WHAT YOU WILL DO
Format every line of the records below as a numbered list, leaving out any blank lines.

==== EXERCISE INPUT ====

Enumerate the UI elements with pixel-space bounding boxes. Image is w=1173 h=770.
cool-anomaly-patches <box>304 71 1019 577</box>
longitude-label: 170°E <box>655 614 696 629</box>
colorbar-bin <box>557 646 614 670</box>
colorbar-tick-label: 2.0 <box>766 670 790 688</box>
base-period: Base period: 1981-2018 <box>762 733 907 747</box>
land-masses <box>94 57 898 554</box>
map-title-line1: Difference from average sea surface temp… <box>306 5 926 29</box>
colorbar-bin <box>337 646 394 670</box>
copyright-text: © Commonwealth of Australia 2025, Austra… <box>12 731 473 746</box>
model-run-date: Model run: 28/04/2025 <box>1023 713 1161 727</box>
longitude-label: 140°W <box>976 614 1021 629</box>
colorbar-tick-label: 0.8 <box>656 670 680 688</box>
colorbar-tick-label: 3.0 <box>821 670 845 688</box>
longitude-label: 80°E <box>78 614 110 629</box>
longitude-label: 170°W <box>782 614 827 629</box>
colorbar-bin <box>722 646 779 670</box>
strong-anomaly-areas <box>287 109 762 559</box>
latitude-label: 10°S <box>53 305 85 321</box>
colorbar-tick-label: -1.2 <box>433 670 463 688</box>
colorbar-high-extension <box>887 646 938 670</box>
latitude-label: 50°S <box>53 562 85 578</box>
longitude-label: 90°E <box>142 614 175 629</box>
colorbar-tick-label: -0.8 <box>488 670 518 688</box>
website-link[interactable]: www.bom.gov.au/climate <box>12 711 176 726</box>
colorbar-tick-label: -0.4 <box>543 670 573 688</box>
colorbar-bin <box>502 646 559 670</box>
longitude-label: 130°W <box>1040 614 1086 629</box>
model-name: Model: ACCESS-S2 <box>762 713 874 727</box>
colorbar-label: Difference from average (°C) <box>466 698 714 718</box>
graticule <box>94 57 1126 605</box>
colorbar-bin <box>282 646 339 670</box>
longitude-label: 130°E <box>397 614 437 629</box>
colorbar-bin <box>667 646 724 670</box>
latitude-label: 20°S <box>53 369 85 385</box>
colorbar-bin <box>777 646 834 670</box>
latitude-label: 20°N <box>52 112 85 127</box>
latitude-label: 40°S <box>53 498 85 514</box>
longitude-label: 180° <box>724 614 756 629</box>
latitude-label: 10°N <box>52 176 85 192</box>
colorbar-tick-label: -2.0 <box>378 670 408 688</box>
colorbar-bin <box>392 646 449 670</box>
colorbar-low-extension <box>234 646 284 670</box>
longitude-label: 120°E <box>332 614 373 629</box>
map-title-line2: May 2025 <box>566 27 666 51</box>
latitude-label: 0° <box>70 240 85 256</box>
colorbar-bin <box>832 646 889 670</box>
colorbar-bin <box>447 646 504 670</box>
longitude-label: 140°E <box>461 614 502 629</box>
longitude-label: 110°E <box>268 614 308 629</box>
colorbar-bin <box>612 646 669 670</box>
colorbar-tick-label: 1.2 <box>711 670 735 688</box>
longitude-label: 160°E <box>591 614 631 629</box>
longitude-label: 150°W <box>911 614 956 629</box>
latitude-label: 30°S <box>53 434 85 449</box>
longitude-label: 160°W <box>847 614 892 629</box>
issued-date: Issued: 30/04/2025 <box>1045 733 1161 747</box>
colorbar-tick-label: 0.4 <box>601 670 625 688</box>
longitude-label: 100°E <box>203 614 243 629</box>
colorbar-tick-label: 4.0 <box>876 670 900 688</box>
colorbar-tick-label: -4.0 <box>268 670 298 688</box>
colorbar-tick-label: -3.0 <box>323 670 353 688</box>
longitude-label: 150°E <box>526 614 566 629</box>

====

EXERCISE SOLUTION
1. Enumerate the UI elements with pixel-space bounding boxes. Image is w=1173 h=770.
2. cool-anomaly-patches <box>304 71 1019 577</box>
3. longitude-label: 170°E <box>655 614 696 629</box>
4. colorbar-bin <box>557 646 614 670</box>
5. colorbar-tick-label: 2.0 <box>766 670 790 688</box>
6. base-period: Base period: 1981-2018 <box>762 733 907 747</box>
7. land-masses <box>94 57 898 554</box>
8. map-title-line1: Difference from average sea surface temp… <box>306 5 926 29</box>
9. colorbar-bin <box>337 646 394 670</box>
10. copyright-text: © Commonwealth of Australia 2025, Austra… <box>12 731 473 746</box>
11. model-run-date: Model run: 28/04/2025 <box>1023 713 1161 727</box>
12. longitude-label: 140°W <box>976 614 1021 629</box>
13. colorbar-tick-label: 0.8 <box>656 670 680 688</box>
14. colorbar-tick-label: 3.0 <box>821 670 845 688</box>
15. longitude-label: 80°E <box>78 614 110 629</box>
16. longitude-label: 170°W <box>782 614 827 629</box>
17. colorbar-bin <box>722 646 779 670</box>
18. strong-anomaly-areas <box>287 109 762 559</box>
19. latitude-label: 10°S <box>53 305 85 321</box>
20. colorbar-tick-label: -1.2 <box>433 670 463 688</box>
21. colorbar-high-extension <box>887 646 938 670</box>
22. latitude-label: 50°S <box>53 562 85 578</box>
23. longitude-label: 90°E <box>142 614 175 629</box>
24. colorbar-tick-label: -0.8 <box>488 670 518 688</box>
25. website-link[interactable]: www.bom.gov.au/climate <box>12 711 176 726</box>
26. colorbar-tick-label: -0.4 <box>543 670 573 688</box>
27. colorbar-bin <box>502 646 559 670</box>
28. longitude-label: 130°W <box>1040 614 1086 629</box>
29. model-name: Model: ACCESS-S2 <box>762 713 874 727</box>
30. colorbar-label: Difference from average (°C) <box>466 698 714 718</box>
31. graticule <box>94 57 1126 605</box>
32. colorbar-bin <box>282 646 339 670</box>
33. longitude-label: 130°E <box>397 614 437 629</box>
34. colorbar-bin <box>667 646 724 670</box>
35. latitude-label: 20°S <box>53 369 85 385</box>
36. colorbar-bin <box>777 646 834 670</box>
37. latitude-label: 20°N <box>52 112 85 127</box>
38. latitude-label: 40°S <box>53 498 85 514</box>
39. longitude-label: 180° <box>724 614 756 629</box>
40. latitude-label: 10°N <box>52 176 85 192</box>
41. colorbar-tick-label: -2.0 <box>378 670 408 688</box>
42. colorbar-bin <box>392 646 449 670</box>
43. colorbar-low-extension <box>234 646 284 670</box>
44. longitude-label: 120°E <box>332 614 373 629</box>
45. map-title-line2: May 2025 <box>566 27 666 51</box>
46. latitude-label: 0° <box>70 240 85 256</box>
47. colorbar-bin <box>832 646 889 670</box>
48. colorbar-bin <box>447 646 504 670</box>
49. longitude-label: 140°E <box>461 614 502 629</box>
50. longitude-label: 110°E <box>268 614 308 629</box>
51. colorbar-bin <box>612 646 669 670</box>
52. colorbar-tick-label: 1.2 <box>711 670 735 688</box>
53. longitude-label: 160°E <box>591 614 631 629</box>
54. longitude-label: 150°W <box>911 614 956 629</box>
55. latitude-label: 30°S <box>53 434 85 449</box>
56. longitude-label: 160°W <box>847 614 892 629</box>
57. issued-date: Issued: 30/04/2025 <box>1045 733 1161 747</box>
58. colorbar-tick-label: 0.4 <box>601 670 625 688</box>
59. longitude-label: 100°E <box>203 614 243 629</box>
60. colorbar-tick-label: 4.0 <box>876 670 900 688</box>
61. colorbar-tick-label: -4.0 <box>268 670 298 688</box>
62. colorbar-tick-label: -3.0 <box>323 670 353 688</box>
63. longitude-label: 150°E <box>526 614 566 629</box>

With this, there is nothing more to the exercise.